▶ [EXERCISE]:
Count every line below in which "freezing" occurs, then give only the count.

▶ [Records contained in a dataset]:
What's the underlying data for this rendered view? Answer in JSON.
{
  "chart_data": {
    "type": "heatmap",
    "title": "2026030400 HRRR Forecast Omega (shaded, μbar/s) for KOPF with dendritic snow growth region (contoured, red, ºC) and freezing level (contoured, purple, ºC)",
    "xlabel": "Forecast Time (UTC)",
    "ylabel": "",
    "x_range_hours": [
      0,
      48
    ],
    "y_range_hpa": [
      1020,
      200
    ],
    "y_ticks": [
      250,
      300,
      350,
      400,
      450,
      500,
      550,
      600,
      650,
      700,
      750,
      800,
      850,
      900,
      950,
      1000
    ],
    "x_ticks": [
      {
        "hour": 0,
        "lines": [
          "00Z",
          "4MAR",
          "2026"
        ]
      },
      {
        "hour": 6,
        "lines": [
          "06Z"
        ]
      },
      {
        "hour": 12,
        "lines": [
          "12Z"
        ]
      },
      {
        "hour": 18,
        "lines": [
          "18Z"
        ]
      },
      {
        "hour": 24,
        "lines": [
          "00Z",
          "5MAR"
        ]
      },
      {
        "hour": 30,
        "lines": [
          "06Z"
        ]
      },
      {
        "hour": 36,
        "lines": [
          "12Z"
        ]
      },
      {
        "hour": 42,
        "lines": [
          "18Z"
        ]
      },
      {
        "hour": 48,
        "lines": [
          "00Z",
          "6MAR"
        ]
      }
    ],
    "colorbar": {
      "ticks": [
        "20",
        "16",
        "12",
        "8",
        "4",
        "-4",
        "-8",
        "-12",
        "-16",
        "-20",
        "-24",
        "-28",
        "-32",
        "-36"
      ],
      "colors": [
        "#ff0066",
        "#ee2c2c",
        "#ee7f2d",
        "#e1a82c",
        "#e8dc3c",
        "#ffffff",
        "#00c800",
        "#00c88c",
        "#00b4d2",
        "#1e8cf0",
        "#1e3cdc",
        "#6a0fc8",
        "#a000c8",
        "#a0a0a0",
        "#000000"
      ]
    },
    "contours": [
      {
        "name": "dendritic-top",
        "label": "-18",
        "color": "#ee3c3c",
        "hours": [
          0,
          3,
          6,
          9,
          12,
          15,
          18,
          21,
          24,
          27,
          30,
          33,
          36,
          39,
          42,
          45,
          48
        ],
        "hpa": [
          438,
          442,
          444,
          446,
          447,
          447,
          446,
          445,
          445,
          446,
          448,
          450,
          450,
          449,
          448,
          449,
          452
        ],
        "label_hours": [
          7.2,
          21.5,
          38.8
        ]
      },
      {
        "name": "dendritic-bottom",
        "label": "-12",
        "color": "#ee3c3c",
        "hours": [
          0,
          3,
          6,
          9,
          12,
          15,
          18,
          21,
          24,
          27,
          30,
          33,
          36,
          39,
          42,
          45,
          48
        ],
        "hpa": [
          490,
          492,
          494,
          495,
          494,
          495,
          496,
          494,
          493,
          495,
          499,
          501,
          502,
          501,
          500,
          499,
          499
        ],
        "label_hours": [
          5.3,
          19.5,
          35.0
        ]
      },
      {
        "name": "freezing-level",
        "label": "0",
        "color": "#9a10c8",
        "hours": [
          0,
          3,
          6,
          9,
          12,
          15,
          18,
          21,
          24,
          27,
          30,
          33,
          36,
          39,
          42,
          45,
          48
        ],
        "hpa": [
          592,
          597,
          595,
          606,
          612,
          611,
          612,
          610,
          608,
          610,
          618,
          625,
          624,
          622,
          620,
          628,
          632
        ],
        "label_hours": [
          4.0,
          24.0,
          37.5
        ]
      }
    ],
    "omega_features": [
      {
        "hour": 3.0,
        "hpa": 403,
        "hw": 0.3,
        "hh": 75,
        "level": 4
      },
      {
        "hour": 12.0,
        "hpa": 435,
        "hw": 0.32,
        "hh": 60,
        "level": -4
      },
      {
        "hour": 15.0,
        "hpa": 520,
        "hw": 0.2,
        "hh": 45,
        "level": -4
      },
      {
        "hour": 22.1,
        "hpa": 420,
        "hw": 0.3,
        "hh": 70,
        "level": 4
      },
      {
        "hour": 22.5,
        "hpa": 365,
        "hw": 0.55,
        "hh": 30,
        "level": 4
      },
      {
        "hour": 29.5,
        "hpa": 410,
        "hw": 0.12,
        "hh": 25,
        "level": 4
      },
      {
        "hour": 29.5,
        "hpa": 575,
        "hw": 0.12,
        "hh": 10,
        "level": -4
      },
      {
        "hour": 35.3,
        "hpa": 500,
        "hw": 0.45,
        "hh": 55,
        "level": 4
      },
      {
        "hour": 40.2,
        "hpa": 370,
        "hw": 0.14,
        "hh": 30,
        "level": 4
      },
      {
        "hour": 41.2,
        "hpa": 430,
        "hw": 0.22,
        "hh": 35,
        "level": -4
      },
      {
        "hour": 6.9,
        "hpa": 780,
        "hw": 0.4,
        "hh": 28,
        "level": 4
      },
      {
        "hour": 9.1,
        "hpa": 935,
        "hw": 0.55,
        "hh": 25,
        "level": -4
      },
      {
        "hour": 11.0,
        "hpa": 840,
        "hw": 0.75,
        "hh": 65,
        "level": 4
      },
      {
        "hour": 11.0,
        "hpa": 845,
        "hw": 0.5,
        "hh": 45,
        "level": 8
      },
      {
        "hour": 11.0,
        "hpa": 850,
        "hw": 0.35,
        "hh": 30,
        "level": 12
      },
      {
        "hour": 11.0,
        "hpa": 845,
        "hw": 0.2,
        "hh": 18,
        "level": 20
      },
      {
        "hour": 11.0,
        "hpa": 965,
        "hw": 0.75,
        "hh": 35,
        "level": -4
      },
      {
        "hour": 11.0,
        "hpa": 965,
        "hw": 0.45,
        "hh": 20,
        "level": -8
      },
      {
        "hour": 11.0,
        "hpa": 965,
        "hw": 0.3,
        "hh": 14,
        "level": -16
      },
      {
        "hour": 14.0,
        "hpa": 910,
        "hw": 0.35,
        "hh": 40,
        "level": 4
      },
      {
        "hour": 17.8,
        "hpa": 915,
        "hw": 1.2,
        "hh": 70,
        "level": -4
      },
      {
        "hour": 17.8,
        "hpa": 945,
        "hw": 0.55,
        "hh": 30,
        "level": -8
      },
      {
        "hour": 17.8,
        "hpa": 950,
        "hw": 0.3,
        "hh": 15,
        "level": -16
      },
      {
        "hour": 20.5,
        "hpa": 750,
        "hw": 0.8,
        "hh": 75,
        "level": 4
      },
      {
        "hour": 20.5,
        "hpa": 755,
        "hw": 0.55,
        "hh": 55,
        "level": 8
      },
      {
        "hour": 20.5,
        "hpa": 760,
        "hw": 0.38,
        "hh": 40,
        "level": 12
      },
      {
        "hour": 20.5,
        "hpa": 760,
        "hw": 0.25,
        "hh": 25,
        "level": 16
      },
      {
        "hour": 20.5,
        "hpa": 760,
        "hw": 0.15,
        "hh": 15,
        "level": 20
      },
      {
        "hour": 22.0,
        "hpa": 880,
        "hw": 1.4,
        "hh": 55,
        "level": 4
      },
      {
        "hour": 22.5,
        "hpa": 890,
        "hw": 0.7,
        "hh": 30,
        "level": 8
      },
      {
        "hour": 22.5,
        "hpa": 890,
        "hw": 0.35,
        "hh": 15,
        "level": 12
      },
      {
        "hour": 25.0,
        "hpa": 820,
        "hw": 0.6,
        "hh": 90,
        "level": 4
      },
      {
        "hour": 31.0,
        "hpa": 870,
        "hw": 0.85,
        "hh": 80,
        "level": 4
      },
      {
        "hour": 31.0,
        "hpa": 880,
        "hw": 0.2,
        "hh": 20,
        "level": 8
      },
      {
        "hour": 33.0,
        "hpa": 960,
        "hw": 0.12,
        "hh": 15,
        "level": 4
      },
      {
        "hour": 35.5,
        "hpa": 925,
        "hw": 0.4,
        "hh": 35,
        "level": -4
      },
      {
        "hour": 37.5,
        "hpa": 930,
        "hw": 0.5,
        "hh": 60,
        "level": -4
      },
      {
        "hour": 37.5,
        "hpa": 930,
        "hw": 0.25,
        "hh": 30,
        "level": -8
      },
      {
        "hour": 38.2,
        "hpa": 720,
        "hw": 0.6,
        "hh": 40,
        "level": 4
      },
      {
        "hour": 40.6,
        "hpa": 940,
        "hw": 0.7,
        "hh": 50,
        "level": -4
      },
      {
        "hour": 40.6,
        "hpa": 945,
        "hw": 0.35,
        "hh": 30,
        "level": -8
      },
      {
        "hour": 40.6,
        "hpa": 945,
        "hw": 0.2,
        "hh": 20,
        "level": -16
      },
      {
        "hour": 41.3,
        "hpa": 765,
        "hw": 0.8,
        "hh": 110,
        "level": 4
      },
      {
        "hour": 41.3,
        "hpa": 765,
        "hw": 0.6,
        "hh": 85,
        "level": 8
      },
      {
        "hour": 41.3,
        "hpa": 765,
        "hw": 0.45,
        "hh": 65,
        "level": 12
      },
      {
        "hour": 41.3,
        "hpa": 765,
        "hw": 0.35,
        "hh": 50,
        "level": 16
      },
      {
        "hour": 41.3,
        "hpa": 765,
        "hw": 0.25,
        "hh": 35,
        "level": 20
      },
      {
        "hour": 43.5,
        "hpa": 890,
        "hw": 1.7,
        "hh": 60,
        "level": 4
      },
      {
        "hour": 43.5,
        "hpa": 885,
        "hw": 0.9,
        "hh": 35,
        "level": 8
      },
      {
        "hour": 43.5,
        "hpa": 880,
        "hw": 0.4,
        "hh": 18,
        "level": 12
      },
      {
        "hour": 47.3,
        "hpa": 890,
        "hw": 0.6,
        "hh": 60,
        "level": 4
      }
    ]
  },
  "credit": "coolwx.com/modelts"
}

▶ [ANSWER]:
2